*WRITTEN TASK*: Reproduce every line in the listing that contains the word "Furfural".

*DATA FOR PROCESSING*:
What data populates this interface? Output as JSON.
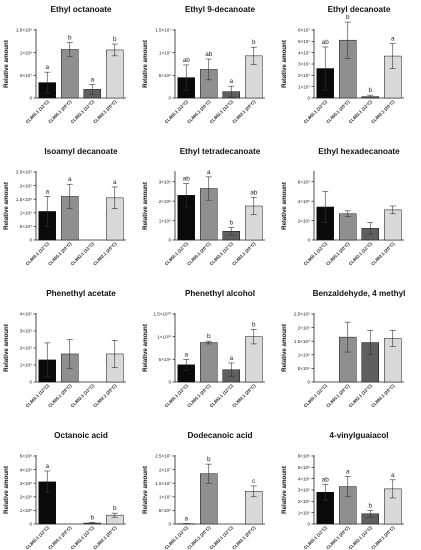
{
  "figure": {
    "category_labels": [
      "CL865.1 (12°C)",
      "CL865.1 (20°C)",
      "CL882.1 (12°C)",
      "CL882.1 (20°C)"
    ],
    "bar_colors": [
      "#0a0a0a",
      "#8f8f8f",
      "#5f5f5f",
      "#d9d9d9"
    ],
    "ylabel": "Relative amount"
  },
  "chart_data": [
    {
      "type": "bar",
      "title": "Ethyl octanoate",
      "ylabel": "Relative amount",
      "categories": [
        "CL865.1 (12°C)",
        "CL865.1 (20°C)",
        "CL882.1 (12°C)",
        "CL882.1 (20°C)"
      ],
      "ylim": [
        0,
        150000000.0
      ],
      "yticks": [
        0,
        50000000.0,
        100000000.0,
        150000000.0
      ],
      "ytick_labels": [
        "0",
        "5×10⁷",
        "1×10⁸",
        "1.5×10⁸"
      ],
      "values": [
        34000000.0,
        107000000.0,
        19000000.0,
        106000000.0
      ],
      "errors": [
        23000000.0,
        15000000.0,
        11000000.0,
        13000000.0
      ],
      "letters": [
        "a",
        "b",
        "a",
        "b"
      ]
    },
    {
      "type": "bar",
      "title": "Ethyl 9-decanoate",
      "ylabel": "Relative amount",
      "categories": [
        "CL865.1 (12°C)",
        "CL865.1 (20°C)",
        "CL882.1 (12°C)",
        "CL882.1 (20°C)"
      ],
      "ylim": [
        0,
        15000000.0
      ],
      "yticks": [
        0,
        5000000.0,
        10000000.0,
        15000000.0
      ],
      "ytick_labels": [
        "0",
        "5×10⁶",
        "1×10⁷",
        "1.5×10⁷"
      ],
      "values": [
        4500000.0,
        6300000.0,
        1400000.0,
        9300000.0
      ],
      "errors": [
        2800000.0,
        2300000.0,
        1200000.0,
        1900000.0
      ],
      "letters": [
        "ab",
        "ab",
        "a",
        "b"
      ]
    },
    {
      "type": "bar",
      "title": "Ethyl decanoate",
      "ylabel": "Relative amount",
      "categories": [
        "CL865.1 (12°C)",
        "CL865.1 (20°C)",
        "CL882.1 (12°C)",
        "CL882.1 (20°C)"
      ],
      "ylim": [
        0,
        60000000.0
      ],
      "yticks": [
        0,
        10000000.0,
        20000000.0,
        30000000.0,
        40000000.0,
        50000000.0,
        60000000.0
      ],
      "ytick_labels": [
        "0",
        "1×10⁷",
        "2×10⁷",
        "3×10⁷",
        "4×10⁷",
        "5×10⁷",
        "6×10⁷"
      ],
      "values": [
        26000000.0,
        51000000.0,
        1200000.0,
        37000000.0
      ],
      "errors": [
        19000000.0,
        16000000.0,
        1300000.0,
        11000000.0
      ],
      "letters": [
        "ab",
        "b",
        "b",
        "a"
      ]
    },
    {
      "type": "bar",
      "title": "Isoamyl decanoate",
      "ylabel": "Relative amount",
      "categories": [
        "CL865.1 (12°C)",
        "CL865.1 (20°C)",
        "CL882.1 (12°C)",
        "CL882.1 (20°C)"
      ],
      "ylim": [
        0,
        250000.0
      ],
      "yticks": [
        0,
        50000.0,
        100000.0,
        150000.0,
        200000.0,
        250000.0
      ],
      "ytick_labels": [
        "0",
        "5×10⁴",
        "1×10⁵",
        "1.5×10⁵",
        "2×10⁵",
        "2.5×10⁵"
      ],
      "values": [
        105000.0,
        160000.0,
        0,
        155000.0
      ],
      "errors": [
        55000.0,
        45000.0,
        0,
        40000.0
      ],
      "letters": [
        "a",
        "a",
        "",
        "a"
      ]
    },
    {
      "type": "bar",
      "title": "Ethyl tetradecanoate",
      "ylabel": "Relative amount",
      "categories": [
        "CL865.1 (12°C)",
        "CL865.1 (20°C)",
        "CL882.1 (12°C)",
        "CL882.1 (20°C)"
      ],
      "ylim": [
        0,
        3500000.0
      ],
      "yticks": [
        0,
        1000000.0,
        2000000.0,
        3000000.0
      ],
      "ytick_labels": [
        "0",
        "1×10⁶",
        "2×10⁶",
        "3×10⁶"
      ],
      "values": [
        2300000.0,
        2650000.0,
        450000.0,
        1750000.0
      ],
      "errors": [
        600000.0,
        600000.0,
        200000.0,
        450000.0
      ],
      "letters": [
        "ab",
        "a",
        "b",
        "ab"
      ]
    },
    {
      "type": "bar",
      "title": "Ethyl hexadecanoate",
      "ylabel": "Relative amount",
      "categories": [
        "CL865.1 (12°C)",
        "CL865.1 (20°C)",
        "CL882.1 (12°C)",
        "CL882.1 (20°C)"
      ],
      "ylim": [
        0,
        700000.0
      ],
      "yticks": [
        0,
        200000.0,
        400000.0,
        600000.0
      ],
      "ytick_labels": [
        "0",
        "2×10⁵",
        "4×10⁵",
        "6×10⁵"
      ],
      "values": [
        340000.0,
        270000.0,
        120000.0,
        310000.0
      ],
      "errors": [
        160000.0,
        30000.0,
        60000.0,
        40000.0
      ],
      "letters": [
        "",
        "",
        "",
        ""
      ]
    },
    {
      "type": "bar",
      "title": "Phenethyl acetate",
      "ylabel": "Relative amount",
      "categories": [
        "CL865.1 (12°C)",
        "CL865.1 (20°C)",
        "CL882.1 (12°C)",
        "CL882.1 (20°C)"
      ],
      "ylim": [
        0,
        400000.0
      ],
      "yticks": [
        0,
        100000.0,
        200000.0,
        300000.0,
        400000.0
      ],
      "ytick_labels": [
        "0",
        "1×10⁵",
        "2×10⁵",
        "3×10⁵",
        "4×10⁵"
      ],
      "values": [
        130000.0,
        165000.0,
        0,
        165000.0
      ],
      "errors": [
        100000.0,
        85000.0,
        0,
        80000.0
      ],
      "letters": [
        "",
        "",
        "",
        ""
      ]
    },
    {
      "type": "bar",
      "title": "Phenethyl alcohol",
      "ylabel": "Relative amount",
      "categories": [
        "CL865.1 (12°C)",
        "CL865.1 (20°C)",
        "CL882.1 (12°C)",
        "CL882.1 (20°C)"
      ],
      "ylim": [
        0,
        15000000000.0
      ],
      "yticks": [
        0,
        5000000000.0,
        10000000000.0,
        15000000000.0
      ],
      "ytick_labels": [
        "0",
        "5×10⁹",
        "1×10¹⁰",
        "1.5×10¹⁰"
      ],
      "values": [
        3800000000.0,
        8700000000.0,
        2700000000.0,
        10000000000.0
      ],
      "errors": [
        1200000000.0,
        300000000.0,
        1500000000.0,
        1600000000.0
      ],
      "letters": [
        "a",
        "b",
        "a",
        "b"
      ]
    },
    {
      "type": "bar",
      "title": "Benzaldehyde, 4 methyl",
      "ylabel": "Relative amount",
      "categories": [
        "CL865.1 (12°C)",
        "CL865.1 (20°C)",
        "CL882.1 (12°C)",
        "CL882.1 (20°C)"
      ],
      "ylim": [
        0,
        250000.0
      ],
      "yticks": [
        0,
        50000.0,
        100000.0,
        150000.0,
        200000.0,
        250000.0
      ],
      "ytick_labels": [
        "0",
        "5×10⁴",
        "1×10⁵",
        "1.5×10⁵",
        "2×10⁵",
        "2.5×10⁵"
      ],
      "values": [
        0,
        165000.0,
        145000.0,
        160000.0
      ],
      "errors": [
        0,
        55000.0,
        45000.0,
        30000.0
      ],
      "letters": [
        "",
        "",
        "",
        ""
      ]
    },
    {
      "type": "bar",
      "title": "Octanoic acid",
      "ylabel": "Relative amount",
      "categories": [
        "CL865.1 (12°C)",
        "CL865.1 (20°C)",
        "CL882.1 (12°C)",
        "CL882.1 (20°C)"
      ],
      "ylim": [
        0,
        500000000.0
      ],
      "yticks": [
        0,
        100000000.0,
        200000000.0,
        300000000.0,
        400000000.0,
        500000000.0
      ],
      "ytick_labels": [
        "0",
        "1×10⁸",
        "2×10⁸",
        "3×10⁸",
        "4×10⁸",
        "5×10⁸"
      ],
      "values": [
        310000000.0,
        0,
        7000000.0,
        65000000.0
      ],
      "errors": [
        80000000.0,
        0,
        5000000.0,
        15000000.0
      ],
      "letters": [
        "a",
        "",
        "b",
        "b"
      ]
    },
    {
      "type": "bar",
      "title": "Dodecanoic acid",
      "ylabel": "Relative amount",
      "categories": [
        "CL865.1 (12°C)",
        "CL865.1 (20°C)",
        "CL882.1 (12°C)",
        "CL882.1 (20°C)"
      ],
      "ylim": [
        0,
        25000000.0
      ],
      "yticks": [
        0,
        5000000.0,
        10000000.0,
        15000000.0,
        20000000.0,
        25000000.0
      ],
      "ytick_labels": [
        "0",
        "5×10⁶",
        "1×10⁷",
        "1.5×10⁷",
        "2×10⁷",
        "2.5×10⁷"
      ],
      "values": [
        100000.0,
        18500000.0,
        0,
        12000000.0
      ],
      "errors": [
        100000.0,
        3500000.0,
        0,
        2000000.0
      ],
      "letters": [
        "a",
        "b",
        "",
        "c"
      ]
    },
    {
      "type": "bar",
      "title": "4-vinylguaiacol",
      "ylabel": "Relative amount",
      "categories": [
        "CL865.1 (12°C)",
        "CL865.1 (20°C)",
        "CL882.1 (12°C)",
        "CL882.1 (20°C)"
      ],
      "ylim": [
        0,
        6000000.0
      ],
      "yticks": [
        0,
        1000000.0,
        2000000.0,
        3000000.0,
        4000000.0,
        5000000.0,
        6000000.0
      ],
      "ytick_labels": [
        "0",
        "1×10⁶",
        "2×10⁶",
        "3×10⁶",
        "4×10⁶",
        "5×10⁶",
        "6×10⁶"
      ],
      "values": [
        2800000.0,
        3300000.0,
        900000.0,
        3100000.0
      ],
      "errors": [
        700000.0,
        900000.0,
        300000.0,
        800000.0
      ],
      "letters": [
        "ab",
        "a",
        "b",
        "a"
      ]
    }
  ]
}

* * *

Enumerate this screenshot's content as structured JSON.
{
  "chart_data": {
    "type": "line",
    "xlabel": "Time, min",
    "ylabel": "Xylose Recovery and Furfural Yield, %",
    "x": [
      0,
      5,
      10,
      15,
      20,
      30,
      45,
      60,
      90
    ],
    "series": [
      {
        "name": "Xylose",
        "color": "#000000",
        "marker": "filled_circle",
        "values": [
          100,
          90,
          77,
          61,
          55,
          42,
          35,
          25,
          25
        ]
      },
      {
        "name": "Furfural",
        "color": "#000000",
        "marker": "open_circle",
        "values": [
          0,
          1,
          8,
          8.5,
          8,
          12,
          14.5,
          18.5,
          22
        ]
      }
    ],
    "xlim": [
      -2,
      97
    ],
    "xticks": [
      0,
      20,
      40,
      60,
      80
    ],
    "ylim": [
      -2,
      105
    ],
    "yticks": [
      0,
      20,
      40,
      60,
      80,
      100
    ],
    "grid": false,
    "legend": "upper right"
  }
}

*TASK RESPONSE*:
    "ylabel": "Xylose Recovery and Furfural Yield, %",
        "name": "Furfural",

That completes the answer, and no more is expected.